### The exercise
Each entry below is to be given again word for word, with no pictures.

* START *

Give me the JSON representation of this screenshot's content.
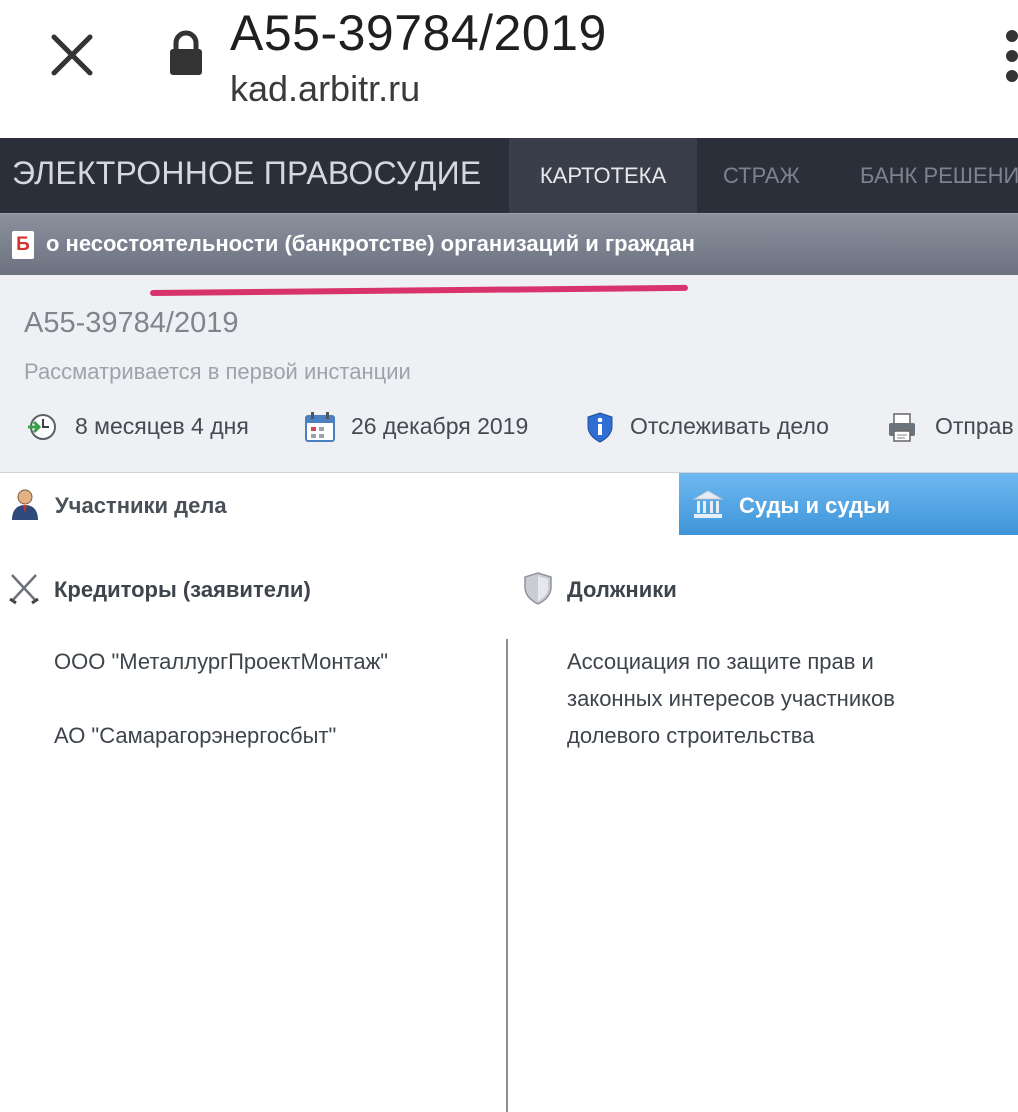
{
  "browser": {
    "title": "А55-39784/2019",
    "domain": "kad.arbitr.ru"
  },
  "nav": {
    "logo": "ЭЛЕКТРОННОЕ ПРАВОСУДИЕ",
    "items": [
      {
        "label": "КАРТОТЕКА",
        "active": true
      },
      {
        "label": "СТРАЖ",
        "active": false
      },
      {
        "label": "БАНК РЕШЕНИ",
        "active": false
      }
    ]
  },
  "category": {
    "badge": "Б",
    "title": "о несостоятельности (банкротстве) организаций и граждан"
  },
  "case": {
    "number": "А55-39784/2019",
    "status": "Рассматривается в первой инстанции",
    "duration": "8 месяцев 4 дня",
    "date": "26 декабря 2019",
    "track": "Отслеживать дело",
    "send": "Отправ"
  },
  "tabs": {
    "participants": "Участники дела",
    "courts": "Суды и судьи"
  },
  "parties": {
    "creditors_header": "Кредиторы (заявители)",
    "creditors": [
      "ООО \"МеталлургПроектМонтаж\"",
      "АО \"Самарагорэнергосбыт\""
    ],
    "debtors_header": "Должники",
    "debtors": [
      "Ассоциация по защите прав и",
      "законных интересов участников",
      "долевого строительства"
    ]
  },
  "colors": {
    "nav_bg": "#2b2f3a",
    "category_bg": "#7a808c",
    "panel_bg": "#eef0f3",
    "accent_tab": "#4a9fe0",
    "highlight_line": "#d8336b"
  }
}
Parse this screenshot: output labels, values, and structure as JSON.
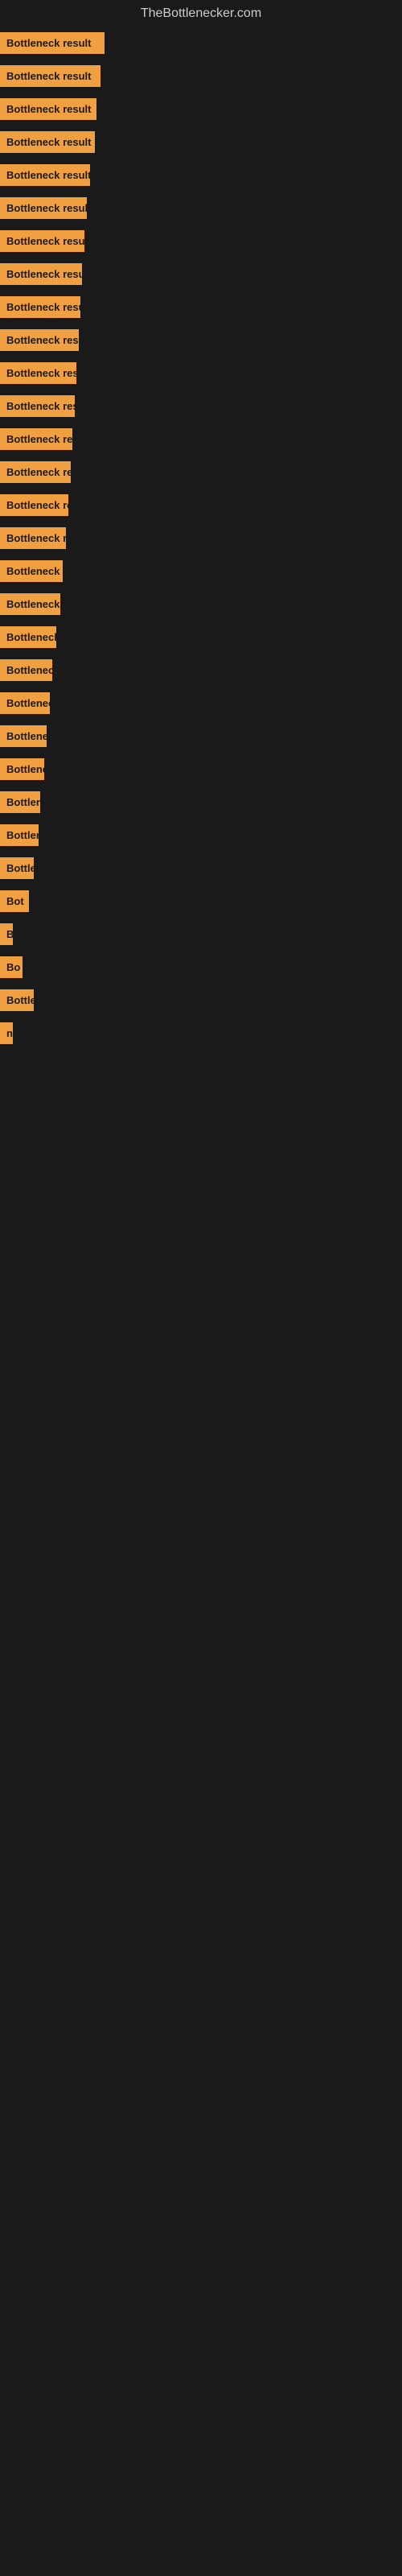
{
  "site": {
    "title": "TheBottlenecker.com"
  },
  "bars": [
    {
      "label": "Bottleneck result",
      "width": 130
    },
    {
      "label": "Bottleneck result",
      "width": 125
    },
    {
      "label": "Bottleneck result",
      "width": 120
    },
    {
      "label": "Bottleneck result",
      "width": 118
    },
    {
      "label": "Bottleneck result",
      "width": 112
    },
    {
      "label": "Bottleneck result",
      "width": 108
    },
    {
      "label": "Bottleneck result",
      "width": 105
    },
    {
      "label": "Bottleneck result",
      "width": 102
    },
    {
      "label": "Bottleneck result",
      "width": 100
    },
    {
      "label": "Bottleneck result",
      "width": 98
    },
    {
      "label": "Bottleneck result",
      "width": 95
    },
    {
      "label": "Bottleneck result",
      "width": 93
    },
    {
      "label": "Bottleneck result",
      "width": 90
    },
    {
      "label": "Bottleneck result",
      "width": 88
    },
    {
      "label": "Bottleneck result",
      "width": 85
    },
    {
      "label": "Bottleneck result",
      "width": 82
    },
    {
      "label": "Bottleneck res",
      "width": 78
    },
    {
      "label": "Bottleneck result",
      "width": 75
    },
    {
      "label": "Bottleneck re",
      "width": 70
    },
    {
      "label": "Bottleneck",
      "width": 65
    },
    {
      "label": "Bottleneck re",
      "width": 62
    },
    {
      "label": "Bottleneck r",
      "width": 58
    },
    {
      "label": "Bottleneck resu",
      "width": 55
    },
    {
      "label": "Bottlenec",
      "width": 50
    },
    {
      "label": "Bottleneck r",
      "width": 48
    },
    {
      "label": "Bottle",
      "width": 42
    },
    {
      "label": "Bot",
      "width": 36
    },
    {
      "label": "B",
      "width": 16
    },
    {
      "label": "Bo",
      "width": 28
    },
    {
      "label": "Bottle",
      "width": 42
    },
    {
      "label": "n",
      "width": 10
    }
  ]
}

* END *

### Complete response
Give me the JSON representation of this screenshot's content.
{
  "browser": {
    "title": "А55-39784/2019",
    "domain": "kad.arbitr.ru"
  },
  "nav": {
    "logo": "ЭЛЕКТРОННОЕ ПРАВОСУДИЕ",
    "items": [
      {
        "label": "КАРТОТЕКА",
        "active": true
      },
      {
        "label": "СТРАЖ",
        "active": false
      },
      {
        "label": "БАНК РЕШЕНИ",
        "active": false
      }
    ]
  },
  "category": {
    "badge": "Б",
    "title": "о несостоятельности (банкротстве) организаций и граждан"
  },
  "case": {
    "number": "А55-39784/2019",
    "status": "Рассматривается в первой инстанции",
    "duration": "8 месяцев 4 дня",
    "date": "26 декабря 2019",
    "track": "Отслеживать дело",
    "send": "Отправ"
  },
  "tabs": {
    "participants": "Участники дела",
    "courts": "Суды и судьи"
  },
  "parties": {
    "creditors_header": "Кредиторы (заявители)",
    "creditors": [
      "ООО \"МеталлургПроектМонтаж\"",
      "АО \"Самарагорэнергосбыт\""
    ],
    "debtors_header": "Должники",
    "debtors": [
      "Ассоциация по защите прав и",
      "законных интересов участников",
      "долевого строительства"
    ]
  },
  "colors": {
    "nav_bg": "#2b2f3a",
    "category_bg": "#7a808c",
    "panel_bg": "#eef0f3",
    "accent_tab": "#4a9fe0",
    "highlight_line": "#d8336b"
  }
}
Parse this screenshot: output labels, values, and structure as JSON.
{
  "site": {
    "title": "TheBottlenecker.com"
  },
  "bars": [
    {
      "label": "Bottleneck result",
      "width": 130
    },
    {
      "label": "Bottleneck result",
      "width": 125
    },
    {
      "label": "Bottleneck result",
      "width": 120
    },
    {
      "label": "Bottleneck result",
      "width": 118
    },
    {
      "label": "Bottleneck result",
      "width": 112
    },
    {
      "label": "Bottleneck result",
      "width": 108
    },
    {
      "label": "Bottleneck result",
      "width": 105
    },
    {
      "label": "Bottleneck result",
      "width": 102
    },
    {
      "label": "Bottleneck result",
      "width": 100
    },
    {
      "label": "Bottleneck result",
      "width": 98
    },
    {
      "label": "Bottleneck result",
      "width": 95
    },
    {
      "label": "Bottleneck result",
      "width": 93
    },
    {
      "label": "Bottleneck result",
      "width": 90
    },
    {
      "label": "Bottleneck result",
      "width": 88
    },
    {
      "label": "Bottleneck result",
      "width": 85
    },
    {
      "label": "Bottleneck result",
      "width": 82
    },
    {
      "label": "Bottleneck res",
      "width": 78
    },
    {
      "label": "Bottleneck result",
      "width": 75
    },
    {
      "label": "Bottleneck re",
      "width": 70
    },
    {
      "label": "Bottleneck",
      "width": 65
    },
    {
      "label": "Bottleneck re",
      "width": 62
    },
    {
      "label": "Bottleneck r",
      "width": 58
    },
    {
      "label": "Bottleneck resu",
      "width": 55
    },
    {
      "label": "Bottlenec",
      "width": 50
    },
    {
      "label": "Bottleneck r",
      "width": 48
    },
    {
      "label": "Bottle",
      "width": 42
    },
    {
      "label": "Bot",
      "width": 36
    },
    {
      "label": "B",
      "width": 16
    },
    {
      "label": "Bo",
      "width": 28
    },
    {
      "label": "Bottle",
      "width": 42
    },
    {
      "label": "n",
      "width": 10
    }
  ]
}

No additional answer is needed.